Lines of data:
----

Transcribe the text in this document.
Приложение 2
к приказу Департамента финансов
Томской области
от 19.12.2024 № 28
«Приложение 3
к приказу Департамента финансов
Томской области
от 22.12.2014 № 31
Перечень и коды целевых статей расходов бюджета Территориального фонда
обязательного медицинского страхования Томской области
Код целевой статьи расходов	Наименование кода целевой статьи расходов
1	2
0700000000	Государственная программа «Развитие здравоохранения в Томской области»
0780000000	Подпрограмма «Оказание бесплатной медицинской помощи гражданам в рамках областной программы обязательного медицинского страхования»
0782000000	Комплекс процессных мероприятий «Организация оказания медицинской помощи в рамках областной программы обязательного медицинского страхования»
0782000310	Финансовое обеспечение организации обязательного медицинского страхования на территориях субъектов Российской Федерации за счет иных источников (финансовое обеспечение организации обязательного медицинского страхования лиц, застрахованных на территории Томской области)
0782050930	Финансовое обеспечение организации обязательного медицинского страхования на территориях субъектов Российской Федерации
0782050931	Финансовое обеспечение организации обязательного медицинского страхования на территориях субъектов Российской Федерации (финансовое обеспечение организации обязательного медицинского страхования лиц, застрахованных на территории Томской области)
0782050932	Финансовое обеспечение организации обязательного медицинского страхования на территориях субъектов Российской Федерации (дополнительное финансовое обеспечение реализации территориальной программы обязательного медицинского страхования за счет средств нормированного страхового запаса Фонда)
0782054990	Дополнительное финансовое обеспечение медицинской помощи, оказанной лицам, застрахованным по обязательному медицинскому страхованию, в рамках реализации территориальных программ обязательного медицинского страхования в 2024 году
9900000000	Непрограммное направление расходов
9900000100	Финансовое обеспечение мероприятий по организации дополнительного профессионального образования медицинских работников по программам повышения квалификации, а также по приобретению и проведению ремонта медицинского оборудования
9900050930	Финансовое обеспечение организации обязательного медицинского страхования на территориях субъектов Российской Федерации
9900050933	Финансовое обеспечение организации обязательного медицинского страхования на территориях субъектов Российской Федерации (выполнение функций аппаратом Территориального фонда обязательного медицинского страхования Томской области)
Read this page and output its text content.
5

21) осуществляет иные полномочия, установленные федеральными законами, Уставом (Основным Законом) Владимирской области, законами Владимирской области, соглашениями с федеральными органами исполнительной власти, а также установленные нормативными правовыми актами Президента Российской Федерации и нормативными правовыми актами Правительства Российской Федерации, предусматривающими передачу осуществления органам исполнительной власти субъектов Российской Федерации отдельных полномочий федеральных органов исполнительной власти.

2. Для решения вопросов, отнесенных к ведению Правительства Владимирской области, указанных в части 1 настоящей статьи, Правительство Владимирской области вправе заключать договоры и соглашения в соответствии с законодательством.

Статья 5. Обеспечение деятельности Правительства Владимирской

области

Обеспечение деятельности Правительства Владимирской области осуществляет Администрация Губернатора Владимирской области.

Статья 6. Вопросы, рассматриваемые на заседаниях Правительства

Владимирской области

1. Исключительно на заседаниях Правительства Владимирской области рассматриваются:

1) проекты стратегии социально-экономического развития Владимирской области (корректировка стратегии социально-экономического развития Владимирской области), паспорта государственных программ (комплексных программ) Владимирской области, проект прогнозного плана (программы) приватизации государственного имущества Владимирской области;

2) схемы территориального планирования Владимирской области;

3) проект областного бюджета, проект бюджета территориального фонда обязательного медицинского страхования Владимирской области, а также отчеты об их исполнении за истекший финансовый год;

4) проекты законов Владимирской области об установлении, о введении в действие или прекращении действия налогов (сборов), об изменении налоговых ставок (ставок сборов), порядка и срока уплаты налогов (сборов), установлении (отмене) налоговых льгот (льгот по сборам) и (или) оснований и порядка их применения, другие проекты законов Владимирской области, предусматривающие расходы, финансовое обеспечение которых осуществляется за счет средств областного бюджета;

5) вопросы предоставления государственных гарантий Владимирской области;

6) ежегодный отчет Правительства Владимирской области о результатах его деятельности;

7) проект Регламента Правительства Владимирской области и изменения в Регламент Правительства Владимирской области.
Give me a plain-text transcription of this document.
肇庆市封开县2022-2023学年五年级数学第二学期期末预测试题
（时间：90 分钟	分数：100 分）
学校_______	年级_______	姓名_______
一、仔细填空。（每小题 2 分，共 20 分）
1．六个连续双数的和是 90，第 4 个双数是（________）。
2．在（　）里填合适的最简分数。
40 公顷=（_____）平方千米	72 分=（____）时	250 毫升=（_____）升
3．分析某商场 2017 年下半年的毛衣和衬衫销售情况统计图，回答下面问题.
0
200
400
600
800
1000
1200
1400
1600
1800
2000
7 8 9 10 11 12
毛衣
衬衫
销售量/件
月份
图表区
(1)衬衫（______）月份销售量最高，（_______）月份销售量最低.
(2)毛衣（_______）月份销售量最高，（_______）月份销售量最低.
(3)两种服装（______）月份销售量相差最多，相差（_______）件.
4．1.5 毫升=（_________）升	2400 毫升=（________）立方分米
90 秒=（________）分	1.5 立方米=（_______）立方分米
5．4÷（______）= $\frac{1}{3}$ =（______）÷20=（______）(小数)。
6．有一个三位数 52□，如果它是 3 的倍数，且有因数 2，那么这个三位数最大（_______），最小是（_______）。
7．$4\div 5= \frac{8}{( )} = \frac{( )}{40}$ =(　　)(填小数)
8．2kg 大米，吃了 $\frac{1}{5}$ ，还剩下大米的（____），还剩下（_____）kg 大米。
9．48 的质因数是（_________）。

----

The records above are to be copied in full, exactly as written.

EXERCISE OUTPUT:
Transcribe the text in this document.
Приложение 2
к приказу Департамента финансов
Томской области
от 19.12.2024 № 28
«Приложение 3
к приказу Департамента финансов
Томской области
от 22.12.2014 № 31
Перечень и коды целевых статей расходов бюджета Территориального фонда
обязательного медицинского страхования Томской области
Код целевой статьи расходов	Наименование кода целевой статьи расходов
1	2
0700000000	Государственная программа «Развитие здравоохранения в Томской области»
0780000000	Подпрограмма «Оказание бесплатной медицинской помощи гражданам в рамках областной программы обязательного медицинского страхования»
0782000000	Комплекс процессных мероприятий «Организация оказания медицинской помощи в рамках областной программы обязательного медицинского страхования»
0782000310	Финансовое обеспечение организации обязательного медицинского страхования на территориях субъектов Российской Федерации за счет иных источников (финансовое обеспечение организации обязательного медицинского страхования лиц, застрахованных на территории Томской области)
0782050930	Финансовое обеспечение организации обязательного медицинского страхования на территориях субъектов Российской Федерации
0782050931	Финансовое обеспечение организации обязательного медицинского страхования на территориях субъектов Российской Федерации (финансовое обеспечение организации обязательного медицинского страхования лиц, застрахованных на территории Томской области)
0782050932	Финансовое обеспечение организации обязательного медицинского страхования на территориях субъектов Российской Федерации (дополнительное финансовое обеспечение реализации территориальной программы обязательного медицинского страхования за счет средств нормированного страхового запаса Фонда)
0782054990	Дополнительное финансовое обеспечение медицинской помощи, оказанной лицам, застрахованным по обязательному медицинскому страхованию, в рамках реализации территориальных программ обязательного медицинского страхования в 2024 году
9900000000	Непрограммное направление расходов
9900000100	Финансовое обеспечение мероприятий по организации дополнительного профессионального образования медицинских работников по программам повышения квалификации, а также по приобретению и проведению ремонта медицинского оборудования
9900050930	Финансовое обеспечение организации обязательного медицинского страхования на территориях субъектов Российской Федерации
9900050933	Финансовое обеспечение организации обязательного медицинского страхования на территориях субъектов Российской Федерации (выполнение функций аппаратом Территориального фонда обязательного медицинского страхования Томской области)
Read this page and output its text content.
5

21) осуществляет иные полномочия, установленные федеральными законами, Уставом (Основным Законом) Владимирской области, законами Владимирской области, соглашениями с федеральными органами исполнительной власти, а также установленные нормативными правовыми актами Президента Российской Федерации и нормативными правовыми актами Правительства Российской Федерации, предусматривающими передачу осуществления органам исполнительной власти субъектов Российской Федерации отдельных полномочий федеральных органов исполнительной власти.

2. Для решения вопросов, отнесенных к ведению Правительства Владимирской области, указанных в части 1 настоящей статьи, Правительство Владимирской области вправе заключать договоры и соглашения в соответствии с законодательством.

Статья 5. Обеспечение деятельности Правительства Владимирской

области

Обеспечение деятельности Правительства Владимирской области осуществляет Администрация Губернатора Владимирской области.

Статья 6. Вопросы, рассматриваемые на заседаниях Правительства

Владимирской области

1. Исключительно на заседаниях Правительства Владимирской области рассматриваются:

1) проекты стратегии социально-экономического развития Владимирской области (корректировка стратегии социально-экономического развития Владимирской области), паспорта государственных программ (комплексных программ) Владимирской области, проект прогнозного плана (программы) приватизации государственного имущества Владимирской области;

2) схемы территориального планирования Владимирской области;

3) проект областного бюджета, проект бюджета территориального фонда обязательного медицинского страхования Владимирской области, а также отчеты об их исполнении за истекший финансовый год;

4) проекты законов Владимирской области об установлении, о введении в действие или прекращении действия налогов (сборов), об изменении налоговых ставок (ставок сборов), порядка и срока уплаты налогов (сборов), установлении (отмене) налоговых льгот (льгот по сборам) и (или) оснований и порядка их применения, другие проекты законов Владимирской области, предусматривающие расходы, финансовое обеспечение которых осуществляется за счет средств областного бюджета;

5) вопросы предоставления государственных гарантий Владимирской области;

6) ежегодный отчет Правительства Владимирской области о результатах его деятельности;

7) проект Регламента Правительства Владимирской области и изменения в Регламент Правительства Владимирской области.
Give me a plain-text transcription of this document.
肇庆市封开县2022-2023学年五年级数学第二学期期末预测试题
（时间：90 分钟	分数：100 分）
学校_______	年级_______	姓名_______
一、仔细填空。（每小题 2 分，共 20 分）
1．六个连续双数的和是 90，第 4 个双数是（________）。
2．在（　）里填合适的最简分数。
40 公顷=（_____）平方千米	72 分=（____）时	250 毫升=（_____）升
3．分析某商场 2017 年下半年的毛衣和衬衫销售情况统计图，回答下面问题.
0
200
400
600
800
1000
1200
1400
1600
1800
2000
7 8 9 10 11 12
毛衣
衬衫
销售量/件
月份
图表区
(1)衬衫（______）月份销售量最高，（_______）月份销售量最低.
(2)毛衣（_______）月份销售量最高，（_______）月份销售量最低.
(3)两种服装（______）月份销售量相差最多，相差（_______）件.
4．1.5 毫升=（_________）升	2400 毫升=（________）立方分米
90 秒=（________）分	1.5 立方米=（_______）立方分米
5．4÷（______）= $\frac{1}{3}$ =（______）÷20=（______）(小数)。
6．有一个三位数 52□，如果它是 3 的倍数，且有因数 2，那么这个三位数最大（_______），最小是（_______）。
7．$4\div 5= \frac{8}{( )} = \frac{( )}{40}$ =(　　)(填小数)
8．2kg 大米，吃了 $\frac{1}{5}$ ，还剩下大米的（____），还剩下（_____）kg 大米。
9．48 的质因数是（_________）。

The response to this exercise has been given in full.